-- begin MATERIAL SUPPLIED --

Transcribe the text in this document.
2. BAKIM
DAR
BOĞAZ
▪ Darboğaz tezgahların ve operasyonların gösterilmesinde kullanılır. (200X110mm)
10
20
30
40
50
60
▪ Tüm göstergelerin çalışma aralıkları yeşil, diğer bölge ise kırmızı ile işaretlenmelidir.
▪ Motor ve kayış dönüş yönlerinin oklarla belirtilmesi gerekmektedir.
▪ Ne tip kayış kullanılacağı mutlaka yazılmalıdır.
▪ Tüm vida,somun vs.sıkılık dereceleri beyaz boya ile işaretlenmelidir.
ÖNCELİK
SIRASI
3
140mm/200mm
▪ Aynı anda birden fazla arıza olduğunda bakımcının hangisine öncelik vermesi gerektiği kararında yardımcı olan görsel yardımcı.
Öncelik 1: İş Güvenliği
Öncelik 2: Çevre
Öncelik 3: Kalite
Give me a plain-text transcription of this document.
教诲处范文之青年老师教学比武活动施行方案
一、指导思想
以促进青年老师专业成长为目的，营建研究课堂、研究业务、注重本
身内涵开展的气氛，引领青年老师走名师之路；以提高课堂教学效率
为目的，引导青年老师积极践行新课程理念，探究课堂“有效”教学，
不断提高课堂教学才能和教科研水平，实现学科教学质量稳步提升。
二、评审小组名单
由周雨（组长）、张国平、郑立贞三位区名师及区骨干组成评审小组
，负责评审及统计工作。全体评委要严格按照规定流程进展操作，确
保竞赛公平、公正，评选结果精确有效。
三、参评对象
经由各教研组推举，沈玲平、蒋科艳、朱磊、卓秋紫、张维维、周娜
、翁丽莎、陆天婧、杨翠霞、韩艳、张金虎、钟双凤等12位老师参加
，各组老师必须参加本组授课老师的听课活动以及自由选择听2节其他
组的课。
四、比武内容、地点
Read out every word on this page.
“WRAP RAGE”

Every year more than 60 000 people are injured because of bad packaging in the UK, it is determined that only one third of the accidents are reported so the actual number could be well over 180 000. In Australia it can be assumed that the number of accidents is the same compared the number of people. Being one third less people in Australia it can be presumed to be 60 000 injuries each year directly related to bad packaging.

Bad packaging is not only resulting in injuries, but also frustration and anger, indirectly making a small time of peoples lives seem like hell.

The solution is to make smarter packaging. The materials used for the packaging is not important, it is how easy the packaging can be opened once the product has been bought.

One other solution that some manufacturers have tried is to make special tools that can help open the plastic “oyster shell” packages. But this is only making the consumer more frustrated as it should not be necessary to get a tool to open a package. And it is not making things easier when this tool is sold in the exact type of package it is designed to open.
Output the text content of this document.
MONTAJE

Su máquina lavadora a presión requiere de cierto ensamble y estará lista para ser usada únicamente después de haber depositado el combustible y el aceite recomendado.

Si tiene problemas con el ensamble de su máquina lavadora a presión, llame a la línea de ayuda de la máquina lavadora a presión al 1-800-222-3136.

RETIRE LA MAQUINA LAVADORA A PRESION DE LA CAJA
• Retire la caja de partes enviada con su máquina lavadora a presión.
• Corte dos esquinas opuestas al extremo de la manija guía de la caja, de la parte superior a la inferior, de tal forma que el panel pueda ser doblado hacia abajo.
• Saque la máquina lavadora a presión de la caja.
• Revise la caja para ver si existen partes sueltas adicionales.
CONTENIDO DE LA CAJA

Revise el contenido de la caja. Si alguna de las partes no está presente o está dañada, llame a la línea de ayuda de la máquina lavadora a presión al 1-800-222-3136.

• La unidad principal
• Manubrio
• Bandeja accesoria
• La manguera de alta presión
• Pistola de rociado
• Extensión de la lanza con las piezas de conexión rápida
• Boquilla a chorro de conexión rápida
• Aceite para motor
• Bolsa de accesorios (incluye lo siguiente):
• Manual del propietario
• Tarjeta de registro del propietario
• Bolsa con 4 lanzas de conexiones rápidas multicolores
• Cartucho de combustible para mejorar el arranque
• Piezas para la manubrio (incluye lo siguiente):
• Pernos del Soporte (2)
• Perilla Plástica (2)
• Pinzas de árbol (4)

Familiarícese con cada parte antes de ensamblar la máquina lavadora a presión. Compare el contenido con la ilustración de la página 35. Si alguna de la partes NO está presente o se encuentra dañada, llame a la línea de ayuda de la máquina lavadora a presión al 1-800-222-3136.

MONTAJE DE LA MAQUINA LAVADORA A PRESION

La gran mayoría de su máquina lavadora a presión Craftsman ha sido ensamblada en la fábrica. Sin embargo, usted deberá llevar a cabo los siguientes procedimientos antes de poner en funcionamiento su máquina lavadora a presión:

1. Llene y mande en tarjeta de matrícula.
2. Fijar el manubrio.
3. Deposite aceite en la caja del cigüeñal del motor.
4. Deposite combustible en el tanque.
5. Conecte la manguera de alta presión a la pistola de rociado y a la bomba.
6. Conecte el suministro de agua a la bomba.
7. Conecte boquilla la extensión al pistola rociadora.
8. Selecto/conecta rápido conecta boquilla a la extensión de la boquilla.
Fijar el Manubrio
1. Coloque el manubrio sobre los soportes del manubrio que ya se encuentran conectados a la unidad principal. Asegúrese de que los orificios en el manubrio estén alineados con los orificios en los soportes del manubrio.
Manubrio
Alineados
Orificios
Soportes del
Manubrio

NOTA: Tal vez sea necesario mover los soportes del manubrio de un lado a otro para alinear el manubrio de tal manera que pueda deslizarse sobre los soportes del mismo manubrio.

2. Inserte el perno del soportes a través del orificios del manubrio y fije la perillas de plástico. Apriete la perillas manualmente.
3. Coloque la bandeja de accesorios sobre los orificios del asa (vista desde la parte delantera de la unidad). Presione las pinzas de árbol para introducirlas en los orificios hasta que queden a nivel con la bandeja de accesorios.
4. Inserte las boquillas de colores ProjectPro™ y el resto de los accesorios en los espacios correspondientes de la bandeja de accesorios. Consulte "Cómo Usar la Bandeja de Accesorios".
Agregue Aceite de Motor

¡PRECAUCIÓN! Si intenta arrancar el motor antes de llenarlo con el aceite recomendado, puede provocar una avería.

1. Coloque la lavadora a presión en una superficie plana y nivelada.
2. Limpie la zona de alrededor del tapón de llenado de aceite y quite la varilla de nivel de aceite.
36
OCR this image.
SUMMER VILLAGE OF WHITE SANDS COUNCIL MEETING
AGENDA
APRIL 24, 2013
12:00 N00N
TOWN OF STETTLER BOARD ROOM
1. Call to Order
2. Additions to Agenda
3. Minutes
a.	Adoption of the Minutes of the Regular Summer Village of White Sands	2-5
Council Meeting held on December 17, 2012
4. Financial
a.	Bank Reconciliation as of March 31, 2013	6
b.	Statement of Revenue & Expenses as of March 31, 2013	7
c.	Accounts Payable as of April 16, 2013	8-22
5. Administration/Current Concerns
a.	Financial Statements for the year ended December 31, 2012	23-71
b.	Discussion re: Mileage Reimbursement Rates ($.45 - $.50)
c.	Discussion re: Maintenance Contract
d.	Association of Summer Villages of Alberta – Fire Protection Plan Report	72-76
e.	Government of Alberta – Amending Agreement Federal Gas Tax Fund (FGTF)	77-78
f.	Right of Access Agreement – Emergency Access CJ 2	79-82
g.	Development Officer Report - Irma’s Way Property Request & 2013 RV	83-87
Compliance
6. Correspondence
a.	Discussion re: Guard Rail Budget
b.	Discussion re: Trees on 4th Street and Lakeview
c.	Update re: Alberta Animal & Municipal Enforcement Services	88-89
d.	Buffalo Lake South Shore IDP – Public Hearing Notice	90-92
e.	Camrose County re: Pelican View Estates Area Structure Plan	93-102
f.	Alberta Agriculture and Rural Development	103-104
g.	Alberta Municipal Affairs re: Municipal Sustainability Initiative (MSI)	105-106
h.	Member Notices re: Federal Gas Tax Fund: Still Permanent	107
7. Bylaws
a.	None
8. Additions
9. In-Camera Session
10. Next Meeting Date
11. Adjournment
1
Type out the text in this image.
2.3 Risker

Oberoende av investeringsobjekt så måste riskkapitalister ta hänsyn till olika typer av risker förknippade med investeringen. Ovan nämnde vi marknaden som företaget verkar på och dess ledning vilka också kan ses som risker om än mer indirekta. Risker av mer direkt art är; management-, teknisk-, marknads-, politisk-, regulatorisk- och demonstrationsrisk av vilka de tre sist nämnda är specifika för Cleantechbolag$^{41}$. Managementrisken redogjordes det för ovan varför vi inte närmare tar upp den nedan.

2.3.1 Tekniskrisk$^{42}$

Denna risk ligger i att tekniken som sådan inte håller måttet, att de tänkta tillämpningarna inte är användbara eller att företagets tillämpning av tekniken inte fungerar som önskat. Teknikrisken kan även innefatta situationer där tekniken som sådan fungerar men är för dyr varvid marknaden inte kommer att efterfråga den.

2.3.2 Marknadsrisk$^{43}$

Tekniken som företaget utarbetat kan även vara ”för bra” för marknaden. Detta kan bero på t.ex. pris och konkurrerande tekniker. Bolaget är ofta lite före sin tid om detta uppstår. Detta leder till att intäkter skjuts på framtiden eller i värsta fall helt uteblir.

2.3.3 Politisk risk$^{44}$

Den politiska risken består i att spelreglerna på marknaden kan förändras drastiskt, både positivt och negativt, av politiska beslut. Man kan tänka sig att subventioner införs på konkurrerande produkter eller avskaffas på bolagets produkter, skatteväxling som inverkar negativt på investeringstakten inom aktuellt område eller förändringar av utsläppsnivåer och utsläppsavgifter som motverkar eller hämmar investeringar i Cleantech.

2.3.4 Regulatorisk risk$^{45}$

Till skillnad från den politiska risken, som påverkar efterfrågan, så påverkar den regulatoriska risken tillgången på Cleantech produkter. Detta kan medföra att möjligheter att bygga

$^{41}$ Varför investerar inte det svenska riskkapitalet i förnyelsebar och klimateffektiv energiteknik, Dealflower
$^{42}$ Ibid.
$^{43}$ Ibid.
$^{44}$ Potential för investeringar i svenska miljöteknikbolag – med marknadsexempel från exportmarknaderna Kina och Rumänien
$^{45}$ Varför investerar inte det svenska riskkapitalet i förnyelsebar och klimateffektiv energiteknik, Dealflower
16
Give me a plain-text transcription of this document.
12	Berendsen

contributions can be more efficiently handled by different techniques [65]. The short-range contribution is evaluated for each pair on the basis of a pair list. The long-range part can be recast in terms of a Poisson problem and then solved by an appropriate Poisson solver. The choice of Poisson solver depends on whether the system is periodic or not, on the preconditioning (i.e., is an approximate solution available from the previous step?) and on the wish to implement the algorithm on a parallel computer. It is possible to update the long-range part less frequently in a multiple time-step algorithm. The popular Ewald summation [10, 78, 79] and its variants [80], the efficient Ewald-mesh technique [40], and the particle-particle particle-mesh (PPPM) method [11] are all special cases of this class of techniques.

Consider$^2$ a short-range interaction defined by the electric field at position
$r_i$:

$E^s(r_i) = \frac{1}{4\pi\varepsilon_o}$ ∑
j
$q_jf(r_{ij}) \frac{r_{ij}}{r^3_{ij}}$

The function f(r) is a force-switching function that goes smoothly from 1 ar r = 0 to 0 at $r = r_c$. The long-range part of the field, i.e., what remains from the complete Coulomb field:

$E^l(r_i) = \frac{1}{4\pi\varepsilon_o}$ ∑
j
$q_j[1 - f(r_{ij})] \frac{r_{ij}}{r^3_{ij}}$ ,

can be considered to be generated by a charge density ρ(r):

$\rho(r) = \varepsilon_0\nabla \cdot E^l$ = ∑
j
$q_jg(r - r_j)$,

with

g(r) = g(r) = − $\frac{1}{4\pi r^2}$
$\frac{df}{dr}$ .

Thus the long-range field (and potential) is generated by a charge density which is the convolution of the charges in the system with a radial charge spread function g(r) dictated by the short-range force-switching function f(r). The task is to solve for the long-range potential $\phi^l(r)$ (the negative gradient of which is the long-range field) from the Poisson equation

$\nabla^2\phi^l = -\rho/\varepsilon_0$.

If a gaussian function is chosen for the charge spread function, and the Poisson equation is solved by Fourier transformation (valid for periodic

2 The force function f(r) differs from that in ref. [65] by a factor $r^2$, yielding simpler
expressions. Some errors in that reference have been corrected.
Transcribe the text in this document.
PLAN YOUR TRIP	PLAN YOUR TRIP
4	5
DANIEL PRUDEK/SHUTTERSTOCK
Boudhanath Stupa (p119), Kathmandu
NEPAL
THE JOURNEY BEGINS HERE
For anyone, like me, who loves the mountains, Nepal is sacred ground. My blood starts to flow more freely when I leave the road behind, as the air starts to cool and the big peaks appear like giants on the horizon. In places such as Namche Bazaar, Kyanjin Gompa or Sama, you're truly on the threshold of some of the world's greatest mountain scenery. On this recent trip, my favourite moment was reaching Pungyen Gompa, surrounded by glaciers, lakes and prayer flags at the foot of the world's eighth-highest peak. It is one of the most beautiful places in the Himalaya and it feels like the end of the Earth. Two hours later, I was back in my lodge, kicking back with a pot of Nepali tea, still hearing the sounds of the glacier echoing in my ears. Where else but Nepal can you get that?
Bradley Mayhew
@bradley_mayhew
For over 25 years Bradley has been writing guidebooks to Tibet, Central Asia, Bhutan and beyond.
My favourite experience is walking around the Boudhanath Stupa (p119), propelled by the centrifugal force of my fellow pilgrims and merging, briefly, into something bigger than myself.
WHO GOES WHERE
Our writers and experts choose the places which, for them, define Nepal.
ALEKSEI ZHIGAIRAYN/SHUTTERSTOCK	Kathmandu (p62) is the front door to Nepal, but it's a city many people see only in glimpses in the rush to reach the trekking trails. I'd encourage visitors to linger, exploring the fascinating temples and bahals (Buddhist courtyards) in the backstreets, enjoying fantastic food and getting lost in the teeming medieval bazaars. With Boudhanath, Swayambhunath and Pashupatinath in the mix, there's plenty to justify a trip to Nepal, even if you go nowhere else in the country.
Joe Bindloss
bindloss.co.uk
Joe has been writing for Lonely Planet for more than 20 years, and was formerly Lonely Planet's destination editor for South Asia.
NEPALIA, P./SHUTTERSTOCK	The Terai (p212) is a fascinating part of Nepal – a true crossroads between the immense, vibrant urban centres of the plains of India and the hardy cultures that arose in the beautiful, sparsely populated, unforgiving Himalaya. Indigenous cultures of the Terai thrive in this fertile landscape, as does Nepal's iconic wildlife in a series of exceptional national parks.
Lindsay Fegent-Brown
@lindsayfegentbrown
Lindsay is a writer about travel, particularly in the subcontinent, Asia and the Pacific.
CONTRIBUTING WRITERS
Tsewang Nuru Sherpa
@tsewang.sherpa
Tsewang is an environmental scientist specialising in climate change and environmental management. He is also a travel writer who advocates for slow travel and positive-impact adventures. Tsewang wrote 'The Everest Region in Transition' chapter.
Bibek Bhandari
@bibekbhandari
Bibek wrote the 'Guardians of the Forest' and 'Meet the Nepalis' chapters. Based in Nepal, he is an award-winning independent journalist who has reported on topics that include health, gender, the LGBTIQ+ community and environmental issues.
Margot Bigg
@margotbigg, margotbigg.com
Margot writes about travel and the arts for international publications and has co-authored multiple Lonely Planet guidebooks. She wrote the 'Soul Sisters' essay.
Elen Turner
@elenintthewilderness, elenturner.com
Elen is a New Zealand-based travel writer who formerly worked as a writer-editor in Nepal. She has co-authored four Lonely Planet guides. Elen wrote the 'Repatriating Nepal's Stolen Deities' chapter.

-- end MATERIAL SUPPLIED --

Which lines contain "like"? Copy each of them out.

RESULT FOR THIS EXERCISE:
Bad packaging is not only resulting in injuries, but also frustration and anger, indirectly making a small time of peoples lives seem like hell.
For anyone, like me, who loves the mountains, Nepal is sacred ground. My blood starts to flow more freely when I leave the road behind, as the air starts to cool and the big peaks appear like giants on the horizon. In places such as Namche Bazaar, Kyanjin Gompa or Sama, you're truly on the threshold of some of the world's greatest mountain scenery. On this recent trip, my favourite moment was reaching Pungyen Gompa, surrounded by glaciers, lakes and prayer flags at the foot of the world's eighth-highest peak. It is one of the most beautiful places in the Himalaya and it feels like the end of the Earth. Two hours later, I was back in my lodge, kicking back with a pot of Nepali tea, still hearing the sounds of the glacier echoing in my ears. Where else but Nepal can you get that?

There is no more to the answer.